* **SUPPLIED INFORMATION**:
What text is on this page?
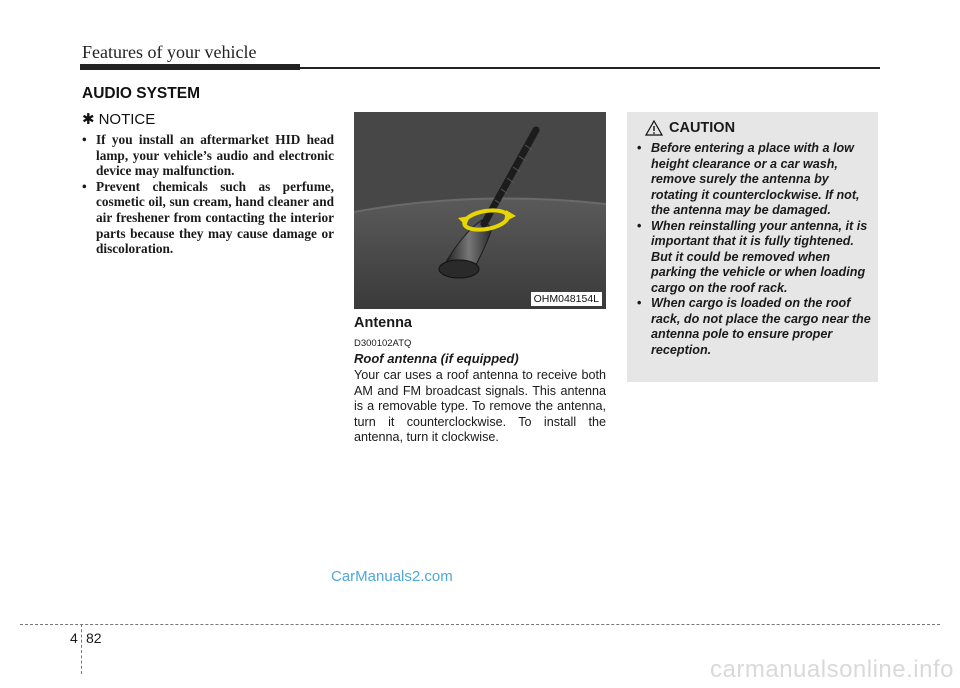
Features of your vehicle
AUDIO SYSTEM
✱ NOTICE
• If you install an aftermarket HID head lamp, your vehicle’s audio and electronic device may malfunction.
• Prevent chemicals such as perfume, cosmetic oil, sun cream, hand cleaner and air freshener from contacting the interior parts because they may cause damage or discoloration.
OHM048154L
Antenna
D300102ATQ
Roof antenna (if equipped)
Your car uses a roof antenna to receive both AM and FM broadcast signals. This antenna is a removable type. To remove the antenna, turn it counterclockwise. To install the antenna, turn it clockwise.
CAUTION
• Before entering a place with a low height clearance or a car wash, remove surely the antenna by rotating it counterclockwise. If not, the antenna may be damaged.
• When reinstalling your antenna, it is important that it is fully tightened. But it could be removed when parking the vehicle or when loading cargo on the roof rack.
• When cargo is loaded on the roof rack, do not place the cargo near the antenna pole to ensure proper reception.
CarManuals2.com
4 82
carmanualsonline.info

* **EXERCISE BRIEF**:
Give an exact reproduction of every line, leaving out any picture.

* **ANSWER TO THE PROBLEM**:
What text is on this page?
Features of your vehicle
AUDIO SYSTEM
✱ NOTICE
• If you install an aftermarket HID head lamp, your vehicle’s audio and electronic device may malfunction.
• Prevent chemicals such as perfume, cosmetic oil, sun cream, hand cleaner and air freshener from contacting the interior parts because they may cause damage or discoloration.
OHM048154L
Antenna
D300102ATQ
Roof antenna (if equipped)
Your car uses a roof antenna to receive both AM and FM broadcast signals. This antenna is a removable type. To remove the antenna, turn it counterclockwise. To install the antenna, turn it clockwise.
CAUTION
• Before entering a place with a low height clearance or a car wash, remove surely the antenna by rotating it counterclockwise. If not, the antenna may be damaged.
• When reinstalling your antenna, it is important that it is fully tightened. But it could be removed when parking the vehicle or when loading cargo on the roof rack.
• When cargo is loaded on the roof rack, do not place the cargo near the antenna pole to ensure proper reception.
CarManuals2.com
4 82
carmanualsonline.info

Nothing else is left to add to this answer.